:: Exercise objective ::
Your task is to transcribe the records exactly, skipping every image.

:: Entries shown ::
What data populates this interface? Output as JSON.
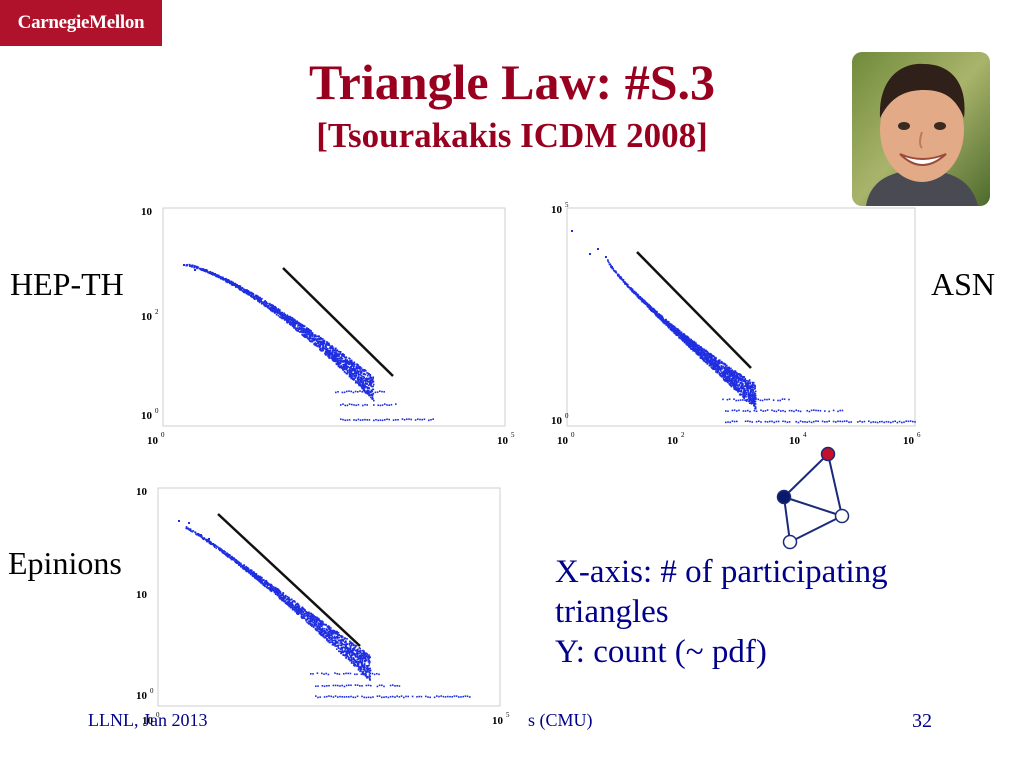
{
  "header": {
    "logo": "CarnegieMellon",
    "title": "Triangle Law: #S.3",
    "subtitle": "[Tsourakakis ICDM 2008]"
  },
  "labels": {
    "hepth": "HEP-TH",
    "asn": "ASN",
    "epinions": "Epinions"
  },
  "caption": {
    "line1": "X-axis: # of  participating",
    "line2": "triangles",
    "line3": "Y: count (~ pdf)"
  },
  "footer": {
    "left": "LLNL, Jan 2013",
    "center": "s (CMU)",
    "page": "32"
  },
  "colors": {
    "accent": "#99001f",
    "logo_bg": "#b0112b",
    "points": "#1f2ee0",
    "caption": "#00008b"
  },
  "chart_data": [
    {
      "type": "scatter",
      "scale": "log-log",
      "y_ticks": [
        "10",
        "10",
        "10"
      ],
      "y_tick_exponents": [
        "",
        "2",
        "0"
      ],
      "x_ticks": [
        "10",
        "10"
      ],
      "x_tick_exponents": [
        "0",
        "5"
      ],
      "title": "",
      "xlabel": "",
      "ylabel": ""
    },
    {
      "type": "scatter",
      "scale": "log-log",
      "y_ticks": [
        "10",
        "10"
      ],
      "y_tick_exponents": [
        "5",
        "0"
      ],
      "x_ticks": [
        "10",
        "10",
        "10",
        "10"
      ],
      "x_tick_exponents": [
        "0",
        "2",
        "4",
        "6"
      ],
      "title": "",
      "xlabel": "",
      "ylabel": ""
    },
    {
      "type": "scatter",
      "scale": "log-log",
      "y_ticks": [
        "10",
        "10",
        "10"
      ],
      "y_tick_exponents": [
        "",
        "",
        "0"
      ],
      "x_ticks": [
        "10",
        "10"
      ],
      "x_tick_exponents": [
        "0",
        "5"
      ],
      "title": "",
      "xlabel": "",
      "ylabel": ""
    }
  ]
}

:: Output below ::
What data populates this interface? Output as JSON.
{
  "header": {
    "logo": "CarnegieMellon",
    "title": "Triangle Law: #S.3",
    "subtitle": "[Tsourakakis ICDM 2008]"
  },
  "labels": {
    "hepth": "HEP-TH",
    "asn": "ASN",
    "epinions": "Epinions"
  },
  "caption": {
    "line1": "X-axis: # of  participating",
    "line2": "triangles",
    "line3": "Y: count (~ pdf)"
  },
  "footer": {
    "left": "LLNL, Jan 2013",
    "center": "s (CMU)",
    "page": "32"
  },
  "colors": {
    "accent": "#99001f",
    "logo_bg": "#b0112b",
    "points": "#1f2ee0",
    "caption": "#00008b"
  },
  "chart_data": [
    {
      "type": "scatter",
      "scale": "log-log",
      "y_ticks": [
        "10",
        "10",
        "10"
      ],
      "y_tick_exponents": [
        "",
        "2",
        "0"
      ],
      "x_ticks": [
        "10",
        "10"
      ],
      "x_tick_exponents": [
        "0",
        "5"
      ],
      "title": "",
      "xlabel": "",
      "ylabel": ""
    },
    {
      "type": "scatter",
      "scale": "log-log",
      "y_ticks": [
        "10",
        "10"
      ],
      "y_tick_exponents": [
        "5",
        "0"
      ],
      "x_ticks": [
        "10",
        "10",
        "10",
        "10"
      ],
      "x_tick_exponents": [
        "0",
        "2",
        "4",
        "6"
      ],
      "title": "",
      "xlabel": "",
      "ylabel": ""
    },
    {
      "type": "scatter",
      "scale": "log-log",
      "y_ticks": [
        "10",
        "10",
        "10"
      ],
      "y_tick_exponents": [
        "",
        "",
        "0"
      ],
      "x_ticks": [
        "10",
        "10"
      ],
      "x_tick_exponents": [
        "0",
        "5"
      ],
      "title": "",
      "xlabel": "",
      "ylabel": ""
    }
  ]
}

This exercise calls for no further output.